*** Extracted text

7.1        Transcription conventions

The Jeffersonian Transcription Notation includes the following symbols

Symbol

Name

Use

[ text ]

Brackets

Indicates the start and end points of overlapping speech

(seconds)

Timed pause

A number in parenthesis indicates the time, in seconds, of a pause in speech

(.)

Micropause

A brief pause, usually less than 0.2 seconds

:::

Colon

Indicates prolongation of an utterance

7.2        Levels of empathic responses in ECCS coding system

The ECCS coding system identifies several levels of empathic responses that doctors can utter in response to patient’s EOs (Bylund & Makoul, 2002, 2005).

Level

Name

Description

6

Shared feeling or experience

Physician self-discloses, making an explicit statement that he or she either shares the patient’s emotion or has had a similar experience, challenge, or progress.

5

Confirmation

Physician conveys to the patient that the expressed emotion, progress, or challenge is legitimate.

4

Pursuit

Physician explicitly acknowledges the central issue in the empathic opportunity and pursues the topic with the patient by asking the patient a question, offering advice or support, or elaborating on a point the patient has raised.

3

Acknowledgment

Physician explicitly acknowledges the central issue in the empathic opportunity but does not pursue the topic.

2

Implicit recognition

Physician does not explicitly recognize the central issue in the empathic opportunity but focuses on a peripheral aspect of the statement and changes the topic.

1

Perfunctory recognition

Physician gives an automatic, scripted-type response, giving the empathic opportunity minimal recognition.

0

Denial/ disconfirmation

Physician either ignores the patient’s empathic opportunity or makes a disconfirming statement.

******

What you will do:
[1] Print the part of the text on transcription and empathic responses between "Physician self-discloses, making" and "challenge, or progress.", inclusive.
[2] Answer these questions from the text on transcription and empathic responses:
(a) How long does a micropause usually last?
(b) What level number does the ECCS coding system give to Pursuit?
(c) What does the colon symbol indicate?

*** Record excerpts

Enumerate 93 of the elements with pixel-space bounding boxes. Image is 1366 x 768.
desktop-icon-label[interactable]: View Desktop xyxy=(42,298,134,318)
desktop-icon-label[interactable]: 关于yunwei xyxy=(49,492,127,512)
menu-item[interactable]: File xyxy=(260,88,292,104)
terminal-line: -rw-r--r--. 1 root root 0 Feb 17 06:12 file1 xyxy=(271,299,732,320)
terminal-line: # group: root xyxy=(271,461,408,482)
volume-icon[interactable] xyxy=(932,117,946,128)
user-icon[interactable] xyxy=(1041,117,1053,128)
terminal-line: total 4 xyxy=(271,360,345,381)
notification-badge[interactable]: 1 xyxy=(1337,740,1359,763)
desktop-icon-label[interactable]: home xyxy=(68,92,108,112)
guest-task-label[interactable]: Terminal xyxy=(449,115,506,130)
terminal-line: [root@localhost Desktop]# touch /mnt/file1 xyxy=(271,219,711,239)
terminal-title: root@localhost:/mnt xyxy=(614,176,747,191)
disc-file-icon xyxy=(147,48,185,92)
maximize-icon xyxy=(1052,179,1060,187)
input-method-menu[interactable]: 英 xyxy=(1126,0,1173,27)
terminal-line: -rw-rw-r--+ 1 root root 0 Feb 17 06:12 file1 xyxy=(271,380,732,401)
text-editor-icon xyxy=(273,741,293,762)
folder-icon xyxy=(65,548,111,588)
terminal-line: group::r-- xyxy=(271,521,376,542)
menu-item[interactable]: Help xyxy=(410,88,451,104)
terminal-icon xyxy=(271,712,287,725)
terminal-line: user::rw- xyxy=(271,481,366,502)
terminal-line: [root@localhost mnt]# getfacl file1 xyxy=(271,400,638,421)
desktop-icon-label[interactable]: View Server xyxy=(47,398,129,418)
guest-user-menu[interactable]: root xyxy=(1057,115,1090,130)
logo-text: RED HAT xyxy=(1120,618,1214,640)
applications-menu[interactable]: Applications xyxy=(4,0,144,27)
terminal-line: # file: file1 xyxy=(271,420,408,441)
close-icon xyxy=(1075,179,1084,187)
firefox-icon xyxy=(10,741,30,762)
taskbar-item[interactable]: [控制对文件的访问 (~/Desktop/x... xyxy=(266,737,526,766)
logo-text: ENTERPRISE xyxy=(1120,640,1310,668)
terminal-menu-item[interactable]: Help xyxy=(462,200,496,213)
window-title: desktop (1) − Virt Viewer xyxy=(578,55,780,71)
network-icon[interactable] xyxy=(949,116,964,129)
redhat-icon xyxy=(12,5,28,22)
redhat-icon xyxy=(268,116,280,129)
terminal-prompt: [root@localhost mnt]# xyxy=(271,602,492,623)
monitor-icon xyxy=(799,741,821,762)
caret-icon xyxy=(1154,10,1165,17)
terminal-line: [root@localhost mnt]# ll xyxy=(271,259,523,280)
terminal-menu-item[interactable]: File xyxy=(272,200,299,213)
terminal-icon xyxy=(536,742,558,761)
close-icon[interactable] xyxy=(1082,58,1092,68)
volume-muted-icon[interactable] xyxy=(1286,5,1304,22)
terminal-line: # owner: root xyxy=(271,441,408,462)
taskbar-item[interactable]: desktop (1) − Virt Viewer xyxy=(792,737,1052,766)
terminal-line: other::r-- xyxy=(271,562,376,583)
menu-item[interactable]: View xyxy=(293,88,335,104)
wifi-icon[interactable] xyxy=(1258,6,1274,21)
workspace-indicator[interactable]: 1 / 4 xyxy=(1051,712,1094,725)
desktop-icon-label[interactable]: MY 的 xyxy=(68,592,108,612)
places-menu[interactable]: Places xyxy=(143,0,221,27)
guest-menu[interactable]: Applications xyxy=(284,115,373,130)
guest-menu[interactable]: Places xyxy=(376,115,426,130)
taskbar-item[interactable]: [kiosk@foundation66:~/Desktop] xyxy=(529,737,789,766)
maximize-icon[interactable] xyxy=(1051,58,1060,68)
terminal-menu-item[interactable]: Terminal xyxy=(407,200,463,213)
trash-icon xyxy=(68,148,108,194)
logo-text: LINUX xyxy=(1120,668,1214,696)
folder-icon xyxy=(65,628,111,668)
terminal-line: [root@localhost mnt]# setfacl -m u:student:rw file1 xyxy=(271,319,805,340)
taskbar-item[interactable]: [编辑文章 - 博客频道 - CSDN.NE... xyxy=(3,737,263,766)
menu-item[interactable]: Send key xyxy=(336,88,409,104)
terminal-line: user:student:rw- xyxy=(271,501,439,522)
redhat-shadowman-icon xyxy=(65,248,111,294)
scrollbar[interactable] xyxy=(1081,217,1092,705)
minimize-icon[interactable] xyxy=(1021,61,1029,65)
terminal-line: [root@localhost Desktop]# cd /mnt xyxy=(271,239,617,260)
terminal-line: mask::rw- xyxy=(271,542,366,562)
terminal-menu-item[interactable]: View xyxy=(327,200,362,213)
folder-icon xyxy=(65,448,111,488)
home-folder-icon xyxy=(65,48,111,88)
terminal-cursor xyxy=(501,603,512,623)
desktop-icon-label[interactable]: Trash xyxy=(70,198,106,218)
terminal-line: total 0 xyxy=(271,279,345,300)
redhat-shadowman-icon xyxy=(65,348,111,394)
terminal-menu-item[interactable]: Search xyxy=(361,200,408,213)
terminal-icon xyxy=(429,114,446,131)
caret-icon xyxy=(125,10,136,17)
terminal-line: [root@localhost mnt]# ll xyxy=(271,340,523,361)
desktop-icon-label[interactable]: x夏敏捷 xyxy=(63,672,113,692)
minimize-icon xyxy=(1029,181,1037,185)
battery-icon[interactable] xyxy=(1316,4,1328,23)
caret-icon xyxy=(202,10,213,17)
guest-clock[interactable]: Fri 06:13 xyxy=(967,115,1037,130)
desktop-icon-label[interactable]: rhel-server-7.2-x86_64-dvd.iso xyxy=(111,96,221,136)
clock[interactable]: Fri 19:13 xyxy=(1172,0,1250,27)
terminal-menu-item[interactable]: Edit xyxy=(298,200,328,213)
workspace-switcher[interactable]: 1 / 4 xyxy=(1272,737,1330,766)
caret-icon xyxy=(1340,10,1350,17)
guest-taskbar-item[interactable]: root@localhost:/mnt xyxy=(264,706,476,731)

******

Outputs in order:
[1]
Physician self-discloses, making an explicit statement that he or she either shares the patient’s emotion or has had a similar experience, challenge, or progress.

[2]
(a) Usually less than 0.2 seconds.
(b) 4.
(c) Prolongation of an utterance.